According to the Garmin Edge 840 review, what was the price of the standard Edge 840 at its UK launch?

___ Source text

Garmin Edge 840 Review — Smart GPS for UK Cyclists
The Garmin Edge 840 sits in the middle of Garmin's road cycling range: smarter than the entry-level Edge 130, less feature-laden than the flagship Edge 1040 Solar, but priced to hit the sweet spot for serious amateur riders. At its UK launch it retailed at £399.99 (standard) or £449.99 (Solar). Street prices in early 2025 have dropped closer to £329–£349 at Wiggle, Sigma Sport, and Amazon UK — making it better value than ever.
What makes the Edge 840 "smart"?
Garmin uses AI and machine learning in several ways across the Edge 840 — some more visible than others.

______
___ Data to examine

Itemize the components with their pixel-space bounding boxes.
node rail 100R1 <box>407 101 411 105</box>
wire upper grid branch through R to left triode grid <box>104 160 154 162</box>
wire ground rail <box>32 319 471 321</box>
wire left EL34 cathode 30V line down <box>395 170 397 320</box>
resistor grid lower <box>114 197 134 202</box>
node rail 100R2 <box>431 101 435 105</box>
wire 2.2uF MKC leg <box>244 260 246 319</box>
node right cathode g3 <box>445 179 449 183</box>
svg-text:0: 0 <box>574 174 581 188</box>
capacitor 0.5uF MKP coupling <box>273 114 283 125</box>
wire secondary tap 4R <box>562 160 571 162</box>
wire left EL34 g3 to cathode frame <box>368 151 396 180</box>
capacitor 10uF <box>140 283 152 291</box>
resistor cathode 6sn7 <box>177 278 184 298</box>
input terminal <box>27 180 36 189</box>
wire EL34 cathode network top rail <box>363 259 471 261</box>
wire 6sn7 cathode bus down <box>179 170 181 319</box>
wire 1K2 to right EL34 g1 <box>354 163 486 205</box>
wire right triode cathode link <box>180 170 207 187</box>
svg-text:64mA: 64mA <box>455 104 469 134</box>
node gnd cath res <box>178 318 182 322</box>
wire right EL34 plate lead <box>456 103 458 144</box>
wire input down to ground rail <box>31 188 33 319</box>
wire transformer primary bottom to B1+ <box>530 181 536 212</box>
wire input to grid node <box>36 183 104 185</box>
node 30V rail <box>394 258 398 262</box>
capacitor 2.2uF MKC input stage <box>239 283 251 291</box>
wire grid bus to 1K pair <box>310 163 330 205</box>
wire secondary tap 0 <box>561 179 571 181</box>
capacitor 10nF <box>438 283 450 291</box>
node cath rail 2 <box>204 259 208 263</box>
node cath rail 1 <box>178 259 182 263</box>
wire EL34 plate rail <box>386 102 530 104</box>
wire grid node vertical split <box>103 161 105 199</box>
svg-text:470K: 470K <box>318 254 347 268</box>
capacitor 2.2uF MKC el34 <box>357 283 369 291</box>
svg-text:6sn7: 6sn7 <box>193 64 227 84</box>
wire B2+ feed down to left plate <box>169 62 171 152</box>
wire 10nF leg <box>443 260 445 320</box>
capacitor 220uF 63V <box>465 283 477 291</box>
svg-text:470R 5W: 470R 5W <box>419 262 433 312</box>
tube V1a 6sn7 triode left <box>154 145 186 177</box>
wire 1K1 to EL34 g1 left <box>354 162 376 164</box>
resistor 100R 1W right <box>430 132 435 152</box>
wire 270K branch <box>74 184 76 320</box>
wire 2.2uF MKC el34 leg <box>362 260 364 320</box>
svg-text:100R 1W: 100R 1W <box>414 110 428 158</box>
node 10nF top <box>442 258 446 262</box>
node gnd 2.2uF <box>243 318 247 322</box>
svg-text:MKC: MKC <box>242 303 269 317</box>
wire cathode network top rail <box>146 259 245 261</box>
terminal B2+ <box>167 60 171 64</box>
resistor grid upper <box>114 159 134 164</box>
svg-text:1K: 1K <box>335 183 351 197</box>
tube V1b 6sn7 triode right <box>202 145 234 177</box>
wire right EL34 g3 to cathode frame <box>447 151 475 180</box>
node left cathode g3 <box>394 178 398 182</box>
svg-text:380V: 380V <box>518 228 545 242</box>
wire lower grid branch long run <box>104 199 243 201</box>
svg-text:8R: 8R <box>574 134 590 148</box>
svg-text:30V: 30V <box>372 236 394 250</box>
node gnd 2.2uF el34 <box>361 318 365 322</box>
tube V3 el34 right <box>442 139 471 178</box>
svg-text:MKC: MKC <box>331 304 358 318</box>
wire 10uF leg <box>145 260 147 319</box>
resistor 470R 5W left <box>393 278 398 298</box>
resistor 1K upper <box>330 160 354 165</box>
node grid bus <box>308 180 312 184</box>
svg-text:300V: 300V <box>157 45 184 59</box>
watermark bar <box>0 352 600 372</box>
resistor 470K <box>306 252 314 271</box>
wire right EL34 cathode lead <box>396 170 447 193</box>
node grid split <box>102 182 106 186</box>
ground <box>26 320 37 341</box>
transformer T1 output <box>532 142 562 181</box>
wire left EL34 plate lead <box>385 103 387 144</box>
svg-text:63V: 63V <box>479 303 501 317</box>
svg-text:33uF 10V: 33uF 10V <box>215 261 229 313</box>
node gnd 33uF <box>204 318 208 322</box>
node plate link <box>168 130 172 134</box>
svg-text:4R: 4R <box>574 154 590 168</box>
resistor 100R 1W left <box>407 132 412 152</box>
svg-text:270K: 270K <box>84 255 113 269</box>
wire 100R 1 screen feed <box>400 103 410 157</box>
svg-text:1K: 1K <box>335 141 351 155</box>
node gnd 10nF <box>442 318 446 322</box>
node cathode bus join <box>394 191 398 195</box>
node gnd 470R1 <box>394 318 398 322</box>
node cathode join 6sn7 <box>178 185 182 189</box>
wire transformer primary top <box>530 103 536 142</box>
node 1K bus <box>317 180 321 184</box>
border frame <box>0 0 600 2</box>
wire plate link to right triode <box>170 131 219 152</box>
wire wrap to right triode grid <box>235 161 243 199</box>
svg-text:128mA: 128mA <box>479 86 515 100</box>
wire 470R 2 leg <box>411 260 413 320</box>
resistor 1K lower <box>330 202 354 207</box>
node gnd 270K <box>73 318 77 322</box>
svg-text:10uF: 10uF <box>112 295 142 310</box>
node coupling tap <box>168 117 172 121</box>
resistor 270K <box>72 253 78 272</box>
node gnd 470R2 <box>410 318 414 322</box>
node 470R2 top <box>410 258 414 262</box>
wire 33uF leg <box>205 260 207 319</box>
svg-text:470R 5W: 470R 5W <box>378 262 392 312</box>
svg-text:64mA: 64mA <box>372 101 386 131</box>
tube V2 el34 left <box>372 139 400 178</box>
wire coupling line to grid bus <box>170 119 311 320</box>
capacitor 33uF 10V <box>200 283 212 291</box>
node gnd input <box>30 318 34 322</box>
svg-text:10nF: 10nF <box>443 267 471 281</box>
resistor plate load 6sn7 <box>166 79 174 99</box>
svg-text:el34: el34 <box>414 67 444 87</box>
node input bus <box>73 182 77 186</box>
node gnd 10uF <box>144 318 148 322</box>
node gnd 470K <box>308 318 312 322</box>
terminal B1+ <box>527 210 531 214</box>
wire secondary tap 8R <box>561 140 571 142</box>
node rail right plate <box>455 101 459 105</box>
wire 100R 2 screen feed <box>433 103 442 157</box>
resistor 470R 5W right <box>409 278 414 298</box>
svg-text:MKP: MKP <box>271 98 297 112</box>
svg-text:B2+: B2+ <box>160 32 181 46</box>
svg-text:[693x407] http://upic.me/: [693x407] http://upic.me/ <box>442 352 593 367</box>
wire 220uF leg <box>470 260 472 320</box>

______

> [Response to the exercise]
£399.99